Set exercise
Every entry needs to be printed exactly, please.

Data shown
## START
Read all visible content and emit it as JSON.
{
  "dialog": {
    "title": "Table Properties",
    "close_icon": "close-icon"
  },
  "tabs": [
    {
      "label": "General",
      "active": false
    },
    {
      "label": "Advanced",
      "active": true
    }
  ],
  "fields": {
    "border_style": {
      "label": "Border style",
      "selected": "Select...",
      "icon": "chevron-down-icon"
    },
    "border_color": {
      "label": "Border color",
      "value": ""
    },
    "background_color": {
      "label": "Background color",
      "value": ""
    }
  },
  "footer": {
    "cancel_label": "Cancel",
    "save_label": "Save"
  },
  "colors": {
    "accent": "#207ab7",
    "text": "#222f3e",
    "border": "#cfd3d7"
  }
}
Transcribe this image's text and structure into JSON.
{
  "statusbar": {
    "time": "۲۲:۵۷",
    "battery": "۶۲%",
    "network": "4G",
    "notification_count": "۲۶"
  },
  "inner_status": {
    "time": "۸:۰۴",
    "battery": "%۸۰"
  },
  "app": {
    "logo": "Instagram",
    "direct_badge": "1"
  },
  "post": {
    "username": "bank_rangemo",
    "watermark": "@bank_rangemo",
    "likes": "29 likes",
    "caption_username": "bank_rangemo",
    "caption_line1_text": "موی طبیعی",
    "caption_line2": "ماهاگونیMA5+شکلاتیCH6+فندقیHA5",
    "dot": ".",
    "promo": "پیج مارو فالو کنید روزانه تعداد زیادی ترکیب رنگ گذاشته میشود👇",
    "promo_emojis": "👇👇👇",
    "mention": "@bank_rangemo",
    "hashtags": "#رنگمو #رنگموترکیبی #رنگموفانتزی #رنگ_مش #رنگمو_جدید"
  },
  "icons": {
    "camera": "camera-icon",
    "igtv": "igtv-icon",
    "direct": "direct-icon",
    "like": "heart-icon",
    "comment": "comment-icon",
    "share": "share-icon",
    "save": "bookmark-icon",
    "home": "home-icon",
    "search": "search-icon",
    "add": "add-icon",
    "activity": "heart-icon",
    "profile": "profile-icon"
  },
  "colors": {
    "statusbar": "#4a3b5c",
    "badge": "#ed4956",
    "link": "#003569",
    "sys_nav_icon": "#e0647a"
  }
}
## END
Response to this task
Read all visible content and emit it as JSON.
{
  "dialog": {
    "title": "Table Properties",
    "close_icon": "close-icon"
  },
  "tabs": [
    {
      "label": "General",
      "active": false
    },
    {
      "label": "Advanced",
      "active": true
    }
  ],
  "fields": {
    "border_style": {
      "label": "Border style",
      "selected": "Select...",
      "icon": "chevron-down-icon"
    },
    "border_color": {
      "label": "Border color",
      "value": ""
    },
    "background_color": {
      "label": "Background color",
      "value": ""
    }
  },
  "footer": {
    "cancel_label": "Cancel",
    "save_label": "Save"
  },
  "colors": {
    "accent": "#207ab7",
    "text": "#222f3e",
    "border": "#cfd3d7"
  }
}
Transcribe this image's text and structure into JSON.
{
  "statusbar": {
    "time": "۲۲:۵۷",
    "battery": "۶۲%",
    "network": "4G",
    "notification_count": "۲۶"
  },
  "inner_status": {
    "time": "۸:۰۴",
    "battery": "%۸۰"
  },
  "app": {
    "logo": "Instagram",
    "direct_badge": "1"
  },
  "post": {
    "username": "bank_rangemo",
    "watermark": "@bank_rangemo",
    "likes": "29 likes",
    "caption_username": "bank_rangemo",
    "caption_line1_text": "موی طبیعی",
    "caption_line2": "ماهاگونیMA5+شکلاتیCH6+فندقیHA5",
    "dot": ".",
    "promo": "پیج مارو فالو کنید روزانه تعداد زیادی ترکیب رنگ گذاشته میشود👇",
    "promo_emojis": "👇👇👇",
    "mention": "@bank_rangemo",
    "hashtags": "#رنگمو #رنگموترکیبی #رنگموفانتزی #رنگ_مش #رنگمو_جدید"
  },
  "icons": {
    "camera": "camera-icon",
    "igtv": "igtv-icon",
    "direct": "direct-icon",
    "like": "heart-icon",
    "comment": "comment-icon",
    "share": "share-icon",
    "save": "bookmark-icon",
    "home": "home-icon",
    "search": "search-icon",
    "add": "add-icon",
    "activity": "heart-icon",
    "profile": "profile-icon"
  },
  "colors": {
    "statusbar": "#4a3b5c",
    "badge": "#ed4956",
    "link": "#003569",
    "sys_nav_icon": "#e0647a"
  }
}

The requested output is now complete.